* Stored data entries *
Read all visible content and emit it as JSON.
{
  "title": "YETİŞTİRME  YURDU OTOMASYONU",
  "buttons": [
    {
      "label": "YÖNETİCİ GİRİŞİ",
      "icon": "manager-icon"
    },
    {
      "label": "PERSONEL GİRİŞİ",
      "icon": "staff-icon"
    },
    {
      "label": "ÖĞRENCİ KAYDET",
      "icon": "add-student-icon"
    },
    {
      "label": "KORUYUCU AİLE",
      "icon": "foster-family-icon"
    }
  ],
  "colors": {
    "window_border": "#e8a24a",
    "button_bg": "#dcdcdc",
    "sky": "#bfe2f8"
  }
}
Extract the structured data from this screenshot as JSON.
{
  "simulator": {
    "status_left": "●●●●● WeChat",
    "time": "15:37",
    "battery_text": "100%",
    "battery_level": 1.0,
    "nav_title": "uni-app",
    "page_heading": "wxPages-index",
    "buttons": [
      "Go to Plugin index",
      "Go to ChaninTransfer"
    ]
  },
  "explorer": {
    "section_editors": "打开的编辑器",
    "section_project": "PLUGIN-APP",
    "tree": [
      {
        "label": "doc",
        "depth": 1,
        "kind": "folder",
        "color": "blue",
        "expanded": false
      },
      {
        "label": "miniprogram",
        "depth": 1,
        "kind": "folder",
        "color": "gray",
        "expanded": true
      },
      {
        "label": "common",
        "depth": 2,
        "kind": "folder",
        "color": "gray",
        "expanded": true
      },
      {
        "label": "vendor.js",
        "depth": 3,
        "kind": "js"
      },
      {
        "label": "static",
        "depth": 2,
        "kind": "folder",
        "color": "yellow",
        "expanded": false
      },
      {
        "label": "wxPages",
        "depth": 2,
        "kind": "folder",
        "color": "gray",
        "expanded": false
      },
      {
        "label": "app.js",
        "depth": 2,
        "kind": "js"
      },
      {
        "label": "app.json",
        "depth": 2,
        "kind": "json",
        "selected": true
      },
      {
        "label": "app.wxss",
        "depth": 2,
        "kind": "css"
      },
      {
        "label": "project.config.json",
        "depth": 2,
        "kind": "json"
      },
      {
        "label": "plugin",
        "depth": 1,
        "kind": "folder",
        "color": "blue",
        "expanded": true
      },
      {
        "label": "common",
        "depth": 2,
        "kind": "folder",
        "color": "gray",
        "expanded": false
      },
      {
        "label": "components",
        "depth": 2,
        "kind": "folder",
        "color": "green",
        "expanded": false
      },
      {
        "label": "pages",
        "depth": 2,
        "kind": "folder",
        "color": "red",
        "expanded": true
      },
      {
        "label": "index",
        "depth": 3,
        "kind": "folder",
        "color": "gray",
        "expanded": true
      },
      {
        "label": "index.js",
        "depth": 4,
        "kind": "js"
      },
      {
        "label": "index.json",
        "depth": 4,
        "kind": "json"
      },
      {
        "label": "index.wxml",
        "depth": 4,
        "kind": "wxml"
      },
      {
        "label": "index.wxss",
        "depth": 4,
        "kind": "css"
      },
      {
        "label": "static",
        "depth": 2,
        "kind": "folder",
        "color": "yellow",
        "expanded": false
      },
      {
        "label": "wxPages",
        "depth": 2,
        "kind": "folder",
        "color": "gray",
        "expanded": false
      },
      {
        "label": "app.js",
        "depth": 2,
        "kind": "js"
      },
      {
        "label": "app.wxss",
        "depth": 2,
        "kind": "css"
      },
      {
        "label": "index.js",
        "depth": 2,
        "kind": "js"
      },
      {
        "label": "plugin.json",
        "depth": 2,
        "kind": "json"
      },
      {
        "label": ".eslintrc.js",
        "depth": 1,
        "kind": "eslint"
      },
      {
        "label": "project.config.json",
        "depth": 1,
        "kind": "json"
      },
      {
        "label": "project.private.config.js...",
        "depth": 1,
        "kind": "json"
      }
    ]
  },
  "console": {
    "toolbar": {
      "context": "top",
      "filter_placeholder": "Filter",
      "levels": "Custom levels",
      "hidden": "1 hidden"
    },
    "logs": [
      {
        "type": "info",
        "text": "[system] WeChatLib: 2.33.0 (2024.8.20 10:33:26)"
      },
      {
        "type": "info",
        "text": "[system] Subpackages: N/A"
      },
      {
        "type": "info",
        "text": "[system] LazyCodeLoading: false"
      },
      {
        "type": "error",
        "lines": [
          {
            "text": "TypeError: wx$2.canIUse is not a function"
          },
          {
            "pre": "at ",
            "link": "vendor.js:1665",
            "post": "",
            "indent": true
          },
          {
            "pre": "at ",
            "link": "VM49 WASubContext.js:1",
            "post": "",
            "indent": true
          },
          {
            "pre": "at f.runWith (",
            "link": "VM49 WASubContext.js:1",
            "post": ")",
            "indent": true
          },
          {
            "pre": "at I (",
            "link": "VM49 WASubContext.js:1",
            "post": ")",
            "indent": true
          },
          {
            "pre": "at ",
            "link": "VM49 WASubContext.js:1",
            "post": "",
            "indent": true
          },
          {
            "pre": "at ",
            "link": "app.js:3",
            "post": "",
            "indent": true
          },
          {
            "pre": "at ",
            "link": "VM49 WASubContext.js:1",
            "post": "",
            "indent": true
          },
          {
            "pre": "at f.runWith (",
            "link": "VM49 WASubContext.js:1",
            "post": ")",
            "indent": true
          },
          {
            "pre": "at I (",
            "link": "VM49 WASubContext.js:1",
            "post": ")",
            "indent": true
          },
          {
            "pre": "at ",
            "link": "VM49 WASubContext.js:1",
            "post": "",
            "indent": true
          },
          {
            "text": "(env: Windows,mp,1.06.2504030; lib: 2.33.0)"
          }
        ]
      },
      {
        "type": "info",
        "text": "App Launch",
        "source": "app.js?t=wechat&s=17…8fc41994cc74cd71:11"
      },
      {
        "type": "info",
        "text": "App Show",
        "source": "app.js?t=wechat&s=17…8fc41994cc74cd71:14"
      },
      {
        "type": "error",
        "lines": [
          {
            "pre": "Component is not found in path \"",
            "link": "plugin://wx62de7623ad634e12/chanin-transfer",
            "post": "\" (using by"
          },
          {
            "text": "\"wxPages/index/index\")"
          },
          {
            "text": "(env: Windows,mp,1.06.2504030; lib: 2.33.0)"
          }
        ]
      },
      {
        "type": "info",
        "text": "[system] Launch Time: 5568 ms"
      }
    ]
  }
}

* Directive *
Without leaving anything out, quote all the data.

* Answer in full *
Read all visible content and emit it as JSON.
{
  "title": "YETİŞTİRME  YURDU OTOMASYONU",
  "buttons": [
    {
      "label": "YÖNETİCİ GİRİŞİ",
      "icon": "manager-icon"
    },
    {
      "label": "PERSONEL GİRİŞİ",
      "icon": "staff-icon"
    },
    {
      "label": "ÖĞRENCİ KAYDET",
      "icon": "add-student-icon"
    },
    {
      "label": "KORUYUCU AİLE",
      "icon": "foster-family-icon"
    }
  ],
  "colors": {
    "window_border": "#e8a24a",
    "button_bg": "#dcdcdc",
    "sky": "#bfe2f8"
  }
}
Extract the structured data from this screenshot as JSON.
{
  "simulator": {
    "status_left": "●●●●● WeChat",
    "time": "15:37",
    "battery_text": "100%",
    "battery_level": 1.0,
    "nav_title": "uni-app",
    "page_heading": "wxPages-index",
    "buttons": [
      "Go to Plugin index",
      "Go to ChaninTransfer"
    ]
  },
  "explorer": {
    "section_editors": "打开的编辑器",
    "section_project": "PLUGIN-APP",
    "tree": [
      {
        "label": "doc",
        "depth": 1,
        "kind": "folder",
        "color": "blue",
        "expanded": false
      },
      {
        "label": "miniprogram",
        "depth": 1,
        "kind": "folder",
        "color": "gray",
        "expanded": true
      },
      {
        "label": "common",
        "depth": 2,
        "kind": "folder",
        "color": "gray",
        "expanded": true
      },
      {
        "label": "vendor.js",
        "depth": 3,
        "kind": "js"
      },
      {
        "label": "static",
        "depth": 2,
        "kind": "folder",
        "color": "yellow",
        "expanded": false
      },
      {
        "label": "wxPages",
        "depth": 2,
        "kind": "folder",
        "color": "gray",
        "expanded": false
      },
      {
        "label": "app.js",
        "depth": 2,
        "kind": "js"
      },
      {
        "label": "app.json",
        "depth": 2,
        "kind": "json",
        "selected": true
      },
      {
        "label": "app.wxss",
        "depth": 2,
        "kind": "css"
      },
      {
        "label": "project.config.json",
        "depth": 2,
        "kind": "json"
      },
      {
        "label": "plugin",
        "depth": 1,
        "kind": "folder",
        "color": "blue",
        "expanded": true
      },
      {
        "label": "common",
        "depth": 2,
        "kind": "folder",
        "color": "gray",
        "expanded": false
      },
      {
        "label": "components",
        "depth": 2,
        "kind": "folder",
        "color": "green",
        "expanded": false
      },
      {
        "label": "pages",
        "depth": 2,
        "kind": "folder",
        "color": "red",
        "expanded": true
      },
      {
        "label": "index",
        "depth": 3,
        "kind": "folder",
        "color": "gray",
        "expanded": true
      },
      {
        "label": "index.js",
        "depth": 4,
        "kind": "js"
      },
      {
        "label": "index.json",
        "depth": 4,
        "kind": "json"
      },
      {
        "label": "index.wxml",
        "depth": 4,
        "kind": "wxml"
      },
      {
        "label": "index.wxss",
        "depth": 4,
        "kind": "css"
      },
      {
        "label": "static",
        "depth": 2,
        "kind": "folder",
        "color": "yellow",
        "expanded": false
      },
      {
        "label": "wxPages",
        "depth": 2,
        "kind": "folder",
        "color": "gray",
        "expanded": false
      },
      {
        "label": "app.js",
        "depth": 2,
        "kind": "js"
      },
      {
        "label": "app.wxss",
        "depth": 2,
        "kind": "css"
      },
      {
        "label": "index.js",
        "depth": 2,
        "kind": "js"
      },
      {
        "label": "plugin.json",
        "depth": 2,
        "kind": "json"
      },
      {
        "label": ".eslintrc.js",
        "depth": 1,
        "kind": "eslint"
      },
      {
        "label": "project.config.json",
        "depth": 1,
        "kind": "json"
      },
      {
        "label": "project.private.config.js...",
        "depth": 1,
        "kind": "json"
      }
    ]
  },
  "console": {
    "toolbar": {
      "context": "top",
      "filter_placeholder": "Filter",
      "levels": "Custom levels",
      "hidden": "1 hidden"
    },
    "logs": [
      {
        "type": "info",
        "text": "[system] WeChatLib: 2.33.0 (2024.8.20 10:33:26)"
      },
      {
        "type": "info",
        "text": "[system] Subpackages: N/A"
      },
      {
        "type": "info",
        "text": "[system] LazyCodeLoading: false"
      },
      {
        "type": "error",
        "lines": [
          {
            "text": "TypeError: wx$2.canIUse is not a function"
          },
          {
            "pre": "at ",
            "link": "vendor.js:1665",
            "post": "",
            "indent": true
          },
          {
            "pre": "at ",
            "link": "VM49 WASubContext.js:1",
            "post": "",
            "indent": true
          },
          {
            "pre": "at f.runWith (",
            "link": "VM49 WASubContext.js:1",
            "post": ")",
            "indent": true
          },
          {
            "pre": "at I (",
            "link": "VM49 WASubContext.js:1",
            "post": ")",
            "indent": true
          },
          {
            "pre": "at ",
            "link": "VM49 WASubContext.js:1",
            "post": "",
            "indent": true
          },
          {
            "pre": "at ",
            "link": "app.js:3",
            "post": "",
            "indent": true
          },
          {
            "pre": "at ",
            "link": "VM49 WASubContext.js:1",
            "post": "",
            "indent": true
          },
          {
            "pre": "at f.runWith (",
            "link": "VM49 WASubContext.js:1",
            "post": ")",
            "indent": true
          },
          {
            "pre": "at I (",
            "link": "VM49 WASubContext.js:1",
            "post": ")",
            "indent": true
          },
          {
            "pre": "at ",
            "link": "VM49 WASubContext.js:1",
            "post": "",
            "indent": true
          },
          {
            "text": "(env: Windows,mp,1.06.2504030; lib: 2.33.0)"
          }
        ]
      },
      {
        "type": "info",
        "text": "App Launch",
        "source": "app.js?t=wechat&s=17…8fc41994cc74cd71:11"
      },
      {
        "type": "info",
        "text": "App Show",
        "source": "app.js?t=wechat&s=17…8fc41994cc74cd71:14"
      },
      {
        "type": "error",
        "lines": [
          {
            "pre": "Component is not found in path \"",
            "link": "plugin://wx62de7623ad634e12/chanin-transfer",
            "post": "\" (using by"
          },
          {
            "text": "\"wxPages/index/index\")"
          },
          {
            "text": "(env: Windows,mp,1.06.2504030; lib: 2.33.0)"
          }
        ]
      },
      {
        "type": "info",
        "text": "[system] Launch Time: 5568 ms"
      }
    ]
  }
}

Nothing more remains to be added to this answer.